DIRECTIVE
Output every record below exactly as it appears.

EXERCISE MATERIALS
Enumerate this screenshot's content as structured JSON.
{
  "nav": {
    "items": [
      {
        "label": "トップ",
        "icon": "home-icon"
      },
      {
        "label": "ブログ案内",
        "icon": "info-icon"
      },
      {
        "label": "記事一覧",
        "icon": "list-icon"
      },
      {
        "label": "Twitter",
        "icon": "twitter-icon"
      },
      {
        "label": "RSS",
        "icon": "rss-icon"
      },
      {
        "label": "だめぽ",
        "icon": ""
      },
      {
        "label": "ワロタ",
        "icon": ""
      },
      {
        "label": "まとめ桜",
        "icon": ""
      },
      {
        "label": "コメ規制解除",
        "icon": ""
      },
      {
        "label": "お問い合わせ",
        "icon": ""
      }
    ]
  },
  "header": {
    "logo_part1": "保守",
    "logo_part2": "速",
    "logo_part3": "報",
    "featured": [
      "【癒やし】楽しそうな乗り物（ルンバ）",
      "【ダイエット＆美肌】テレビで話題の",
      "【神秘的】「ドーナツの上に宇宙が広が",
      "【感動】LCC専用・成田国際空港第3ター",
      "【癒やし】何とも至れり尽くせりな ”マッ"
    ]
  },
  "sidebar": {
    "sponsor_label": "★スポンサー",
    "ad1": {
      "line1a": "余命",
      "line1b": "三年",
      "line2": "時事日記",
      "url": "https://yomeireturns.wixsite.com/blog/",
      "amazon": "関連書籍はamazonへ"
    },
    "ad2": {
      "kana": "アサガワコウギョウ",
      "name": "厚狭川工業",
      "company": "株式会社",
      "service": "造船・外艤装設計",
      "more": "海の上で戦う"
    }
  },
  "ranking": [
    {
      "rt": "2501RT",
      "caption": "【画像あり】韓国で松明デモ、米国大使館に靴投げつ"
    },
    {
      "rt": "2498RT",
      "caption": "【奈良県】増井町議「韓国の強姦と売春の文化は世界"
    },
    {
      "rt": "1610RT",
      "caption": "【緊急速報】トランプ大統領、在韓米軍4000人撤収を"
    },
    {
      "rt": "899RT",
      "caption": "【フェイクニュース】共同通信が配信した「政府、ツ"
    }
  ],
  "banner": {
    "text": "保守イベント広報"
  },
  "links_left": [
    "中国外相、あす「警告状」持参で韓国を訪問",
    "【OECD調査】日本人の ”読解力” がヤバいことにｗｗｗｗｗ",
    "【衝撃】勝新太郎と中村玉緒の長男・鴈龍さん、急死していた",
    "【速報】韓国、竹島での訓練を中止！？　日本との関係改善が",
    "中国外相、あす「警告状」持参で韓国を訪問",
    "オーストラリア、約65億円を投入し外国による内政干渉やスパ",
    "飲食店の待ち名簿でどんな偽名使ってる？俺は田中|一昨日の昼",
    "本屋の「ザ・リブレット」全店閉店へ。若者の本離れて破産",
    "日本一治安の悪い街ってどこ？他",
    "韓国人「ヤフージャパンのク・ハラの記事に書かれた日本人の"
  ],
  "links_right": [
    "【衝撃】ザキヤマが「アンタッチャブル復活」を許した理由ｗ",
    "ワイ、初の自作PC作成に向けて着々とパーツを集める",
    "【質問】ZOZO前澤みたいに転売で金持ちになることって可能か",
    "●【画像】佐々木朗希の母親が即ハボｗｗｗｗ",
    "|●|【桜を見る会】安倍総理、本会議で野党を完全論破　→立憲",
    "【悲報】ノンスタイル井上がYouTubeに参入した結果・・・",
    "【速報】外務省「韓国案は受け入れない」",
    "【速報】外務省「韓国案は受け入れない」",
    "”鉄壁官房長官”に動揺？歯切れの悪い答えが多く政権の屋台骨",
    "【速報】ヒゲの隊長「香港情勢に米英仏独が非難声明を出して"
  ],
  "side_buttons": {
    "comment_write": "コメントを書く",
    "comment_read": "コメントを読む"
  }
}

FINAL ANSWER
Enumerate this screenshot's content as structured JSON.
{
  "nav": {
    "items": [
      {
        "label": "トップ",
        "icon": "home-icon"
      },
      {
        "label": "ブログ案内",
        "icon": "info-icon"
      },
      {
        "label": "記事一覧",
        "icon": "list-icon"
      },
      {
        "label": "Twitter",
        "icon": "twitter-icon"
      },
      {
        "label": "RSS",
        "icon": "rss-icon"
      },
      {
        "label": "だめぽ",
        "icon": ""
      },
      {
        "label": "ワロタ",
        "icon": ""
      },
      {
        "label": "まとめ桜",
        "icon": ""
      },
      {
        "label": "コメ規制解除",
        "icon": ""
      },
      {
        "label": "お問い合わせ",
        "icon": ""
      }
    ]
  },
  "header": {
    "logo_part1": "保守",
    "logo_part2": "速",
    "logo_part3": "報",
    "featured": [
      "【癒やし】楽しそうな乗り物（ルンバ）",
      "【ダイエット＆美肌】テレビで話題の",
      "【神秘的】「ドーナツの上に宇宙が広が",
      "【感動】LCC専用・成田国際空港第3ター",
      "【癒やし】何とも至れり尽くせりな ”マッ"
    ]
  },
  "sidebar": {
    "sponsor_label": "★スポンサー",
    "ad1": {
      "line1a": "余命",
      "line1b": "三年",
      "line2": "時事日記",
      "url": "https://yomeireturns.wixsite.com/blog/",
      "amazon": "関連書籍はamazonへ"
    },
    "ad2": {
      "kana": "アサガワコウギョウ",
      "name": "厚狭川工業",
      "company": "株式会社",
      "service": "造船・外艤装設計",
      "more": "海の上で戦う"
    }
  },
  "ranking": [
    {
      "rt": "2501RT",
      "caption": "【画像あり】韓国で松明デモ、米国大使館に靴投げつ"
    },
    {
      "rt": "2498RT",
      "caption": "【奈良県】増井町議「韓国の強姦と売春の文化は世界"
    },
    {
      "rt": "1610RT",
      "caption": "【緊急速報】トランプ大統領、在韓米軍4000人撤収を"
    },
    {
      "rt": "899RT",
      "caption": "【フェイクニュース】共同通信が配信した「政府、ツ"
    }
  ],
  "banner": {
    "text": "保守イベント広報"
  },
  "links_left": [
    "中国外相、あす「警告状」持参で韓国を訪問",
    "【OECD調査】日本人の ”読解力” がヤバいことにｗｗｗｗｗ",
    "【衝撃】勝新太郎と中村玉緒の長男・鴈龍さん、急死していた",
    "【速報】韓国、竹島での訓練を中止！？　日本との関係改善が",
    "中国外相、あす「警告状」持参で韓国を訪問",
    "オーストラリア、約65億円を投入し外国による内政干渉やスパ",
    "飲食店の待ち名簿でどんな偽名使ってる？俺は田中|一昨日の昼",
    "本屋の「ザ・リブレット」全店閉店へ。若者の本離れて破産",
    "日本一治安の悪い街ってどこ？他",
    "韓国人「ヤフージャパンのク・ハラの記事に書かれた日本人の"
  ],
  "links_right": [
    "【衝撃】ザキヤマが「アンタッチャブル復活」を許した理由ｗ",
    "ワイ、初の自作PC作成に向けて着々とパーツを集める",
    "【質問】ZOZO前澤みたいに転売で金持ちになることって可能か",
    "●【画像】佐々木朗希の母親が即ハボｗｗｗｗ",
    "|●|【桜を見る会】安倍総理、本会議で野党を完全論破　→立憲",
    "【悲報】ノンスタイル井上がYouTubeに参入した結果・・・",
    "【速報】外務省「韓国案は受け入れない」",
    "【速報】外務省「韓国案は受け入れない」",
    "”鉄壁官房長官”に動揺？歯切れの悪い答えが多く政権の屋台骨",
    "【速報】ヒゲの隊長「香港情勢に米英仏独が非難声明を出して"
  ],
  "side_buttons": {
    "comment_write": "コメントを書く",
    "comment_read": "コメントを読む"
  }
}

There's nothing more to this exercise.